SHORT TASK :: What follows is a listing to be transcribed exactly.

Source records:
===
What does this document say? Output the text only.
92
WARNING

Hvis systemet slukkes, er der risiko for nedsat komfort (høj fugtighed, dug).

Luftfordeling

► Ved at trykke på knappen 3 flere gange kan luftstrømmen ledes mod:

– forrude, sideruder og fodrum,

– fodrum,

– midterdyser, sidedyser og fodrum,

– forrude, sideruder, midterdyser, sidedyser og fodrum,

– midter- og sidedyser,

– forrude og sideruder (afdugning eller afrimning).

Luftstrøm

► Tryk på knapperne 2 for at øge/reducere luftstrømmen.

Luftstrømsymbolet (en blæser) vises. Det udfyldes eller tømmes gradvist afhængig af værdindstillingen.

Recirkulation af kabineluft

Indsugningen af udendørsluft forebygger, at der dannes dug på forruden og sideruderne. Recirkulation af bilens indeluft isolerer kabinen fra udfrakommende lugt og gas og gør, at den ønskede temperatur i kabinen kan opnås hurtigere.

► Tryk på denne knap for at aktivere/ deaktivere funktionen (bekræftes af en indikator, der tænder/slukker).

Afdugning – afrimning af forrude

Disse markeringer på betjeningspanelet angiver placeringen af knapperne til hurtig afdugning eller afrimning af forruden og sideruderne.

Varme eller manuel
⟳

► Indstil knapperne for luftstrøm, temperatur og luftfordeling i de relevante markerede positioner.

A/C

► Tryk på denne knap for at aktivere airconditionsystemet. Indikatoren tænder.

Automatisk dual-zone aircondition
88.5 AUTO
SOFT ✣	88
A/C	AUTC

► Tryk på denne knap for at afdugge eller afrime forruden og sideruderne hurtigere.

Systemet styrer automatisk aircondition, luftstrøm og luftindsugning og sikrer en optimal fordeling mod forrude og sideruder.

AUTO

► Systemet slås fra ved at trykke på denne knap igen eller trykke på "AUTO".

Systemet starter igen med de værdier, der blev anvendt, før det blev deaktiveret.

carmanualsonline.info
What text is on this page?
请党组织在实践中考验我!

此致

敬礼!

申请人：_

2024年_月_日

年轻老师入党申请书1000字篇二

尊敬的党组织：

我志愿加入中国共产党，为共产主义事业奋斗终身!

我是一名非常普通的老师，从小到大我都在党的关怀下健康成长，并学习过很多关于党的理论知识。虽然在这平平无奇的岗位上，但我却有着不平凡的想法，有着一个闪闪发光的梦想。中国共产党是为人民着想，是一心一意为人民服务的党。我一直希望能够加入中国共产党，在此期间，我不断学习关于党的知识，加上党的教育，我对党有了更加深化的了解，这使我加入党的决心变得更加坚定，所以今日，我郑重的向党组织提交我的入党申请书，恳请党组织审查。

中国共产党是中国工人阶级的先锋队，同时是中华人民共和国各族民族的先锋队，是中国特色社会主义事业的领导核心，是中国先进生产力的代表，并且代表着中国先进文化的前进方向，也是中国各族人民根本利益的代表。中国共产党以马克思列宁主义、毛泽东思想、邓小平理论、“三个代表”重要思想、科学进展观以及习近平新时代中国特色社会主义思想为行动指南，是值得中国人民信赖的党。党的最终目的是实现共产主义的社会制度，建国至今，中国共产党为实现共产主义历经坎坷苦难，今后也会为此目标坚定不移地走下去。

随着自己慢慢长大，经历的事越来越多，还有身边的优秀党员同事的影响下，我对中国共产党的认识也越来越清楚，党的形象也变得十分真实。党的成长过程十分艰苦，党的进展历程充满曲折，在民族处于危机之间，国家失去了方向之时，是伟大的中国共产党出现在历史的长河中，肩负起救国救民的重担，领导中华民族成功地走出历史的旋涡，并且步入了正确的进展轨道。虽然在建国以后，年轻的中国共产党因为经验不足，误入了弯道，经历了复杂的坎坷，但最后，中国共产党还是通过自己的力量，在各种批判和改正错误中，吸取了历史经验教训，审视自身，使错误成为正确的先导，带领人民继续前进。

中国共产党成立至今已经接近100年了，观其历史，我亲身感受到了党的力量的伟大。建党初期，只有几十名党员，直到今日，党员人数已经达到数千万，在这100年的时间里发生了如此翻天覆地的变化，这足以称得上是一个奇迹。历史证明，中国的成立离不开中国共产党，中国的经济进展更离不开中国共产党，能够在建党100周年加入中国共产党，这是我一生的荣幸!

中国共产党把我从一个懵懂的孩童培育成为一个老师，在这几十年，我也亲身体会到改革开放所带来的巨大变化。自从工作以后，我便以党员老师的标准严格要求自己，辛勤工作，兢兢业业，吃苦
===
EXPECTED OUTPUT ::
What does this document say? Output the text only.
92
WARNING

Hvis systemet slukkes, er der risiko for nedsat komfort (høj fugtighed, dug).

Luftfordeling

► Ved at trykke på knappen 3 flere gange kan luftstrømmen ledes mod:

– forrude, sideruder og fodrum,

– fodrum,

– midterdyser, sidedyser og fodrum,

– forrude, sideruder, midterdyser, sidedyser og fodrum,

– midter- og sidedyser,

– forrude og sideruder (afdugning eller afrimning).

Luftstrøm

► Tryk på knapperne 2 for at øge/reducere luftstrømmen.

Luftstrømsymbolet (en blæser) vises. Det udfyldes eller tømmes gradvist afhængig af værdindstillingen.

Recirkulation af kabineluft

Indsugningen af udendørsluft forebygger, at der dannes dug på forruden og sideruderne. Recirkulation af bilens indeluft isolerer kabinen fra udfrakommende lugt og gas og gør, at den ønskede temperatur i kabinen kan opnås hurtigere.

► Tryk på denne knap for at aktivere/ deaktivere funktionen (bekræftes af en indikator, der tænder/slukker).

Afdugning – afrimning af forrude

Disse markeringer på betjeningspanelet angiver placeringen af knapperne til hurtig afdugning eller afrimning af forruden og sideruderne.

Varme eller manuel
⟳

► Indstil knapperne for luftstrøm, temperatur og luftfordeling i de relevante markerede positioner.

A/C

► Tryk på denne knap for at aktivere airconditionsystemet. Indikatoren tænder.

Automatisk dual-zone aircondition
88.5 AUTO
SOFT ✣	88
A/C	AUTC

► Tryk på denne knap for at afdugge eller afrime forruden og sideruderne hurtigere.

Systemet styrer automatisk aircondition, luftstrøm og luftindsugning og sikrer en optimal fordeling mod forrude og sideruder.

AUTO

► Systemet slås fra ved at trykke på denne knap igen eller trykke på "AUTO".

Systemet starter igen med de værdier, der blev anvendt, før det blev deaktiveret.

carmanualsonline.info
What text is on this page?
请党组织在实践中考验我!

此致

敬礼!

申请人：_

2024年_月_日

年轻老师入党申请书1000字篇二

尊敬的党组织：

我志愿加入中国共产党，为共产主义事业奋斗终身!

我是一名非常普通的老师，从小到大我都在党的关怀下健康成长，并学习过很多关于党的理论知识。虽然在这平平无奇的岗位上，但我却有着不平凡的想法，有着一个闪闪发光的梦想。中国共产党是为人民着想，是一心一意为人民服务的党。我一直希望能够加入中国共产党，在此期间，我不断学习关于党的知识，加上党的教育，我对党有了更加深化的了解，这使我加入党的决心变得更加坚定，所以今日，我郑重的向党组织提交我的入党申请书，恳请党组织审查。

中国共产党是中国工人阶级的先锋队，同时是中华人民共和国各族民族的先锋队，是中国特色社会主义事业的领导核心，是中国先进生产力的代表，并且代表着中国先进文化的前进方向，也是中国各族人民根本利益的代表。中国共产党以马克思列宁主义、毛泽东思想、邓小平理论、“三个代表”重要思想、科学进展观以及习近平新时代中国特色社会主义思想为行动指南，是值得中国人民信赖的党。党的最终目的是实现共产主义的社会制度，建国至今，中国共产党为实现共产主义历经坎坷苦难，今后也会为此目标坚定不移地走下去。

随着自己慢慢长大，经历的事越来越多，还有身边的优秀党员同事的影响下，我对中国共产党的认识也越来越清楚，党的形象也变得十分真实。党的成长过程十分艰苦，党的进展历程充满曲折，在民族处于危机之间，国家失去了方向之时，是伟大的中国共产党出现在历史的长河中，肩负起救国救民的重担，领导中华民族成功地走出历史的旋涡，并且步入了正确的进展轨道。虽然在建国以后，年轻的中国共产党因为经验不足，误入了弯道，经历了复杂的坎坷，但最后，中国共产党还是通过自己的力量，在各种批判和改正错误中，吸取了历史经验教训，审视自身，使错误成为正确的先导，带领人民继续前进。

中国共产党成立至今已经接近100年了，观其历史，我亲身感受到了党的力量的伟大。建党初期，只有几十名党员，直到今日，党员人数已经达到数千万，在这100年的时间里发生了如此翻天覆地的变化，这足以称得上是一个奇迹。历史证明，中国的成立离不开中国共产党，中国的经济进展更离不开中国共产党，能够在建党100周年加入中国共产党，这是我一生的荣幸!

中国共产党把我从一个懵懂的孩童培育成为一个老师，在这几十年，我也亲身体会到改革开放所带来的巨大变化。自从工作以后，我便以党员老师的标准严格要求自己，辛勤工作，兢兢业业，吃苦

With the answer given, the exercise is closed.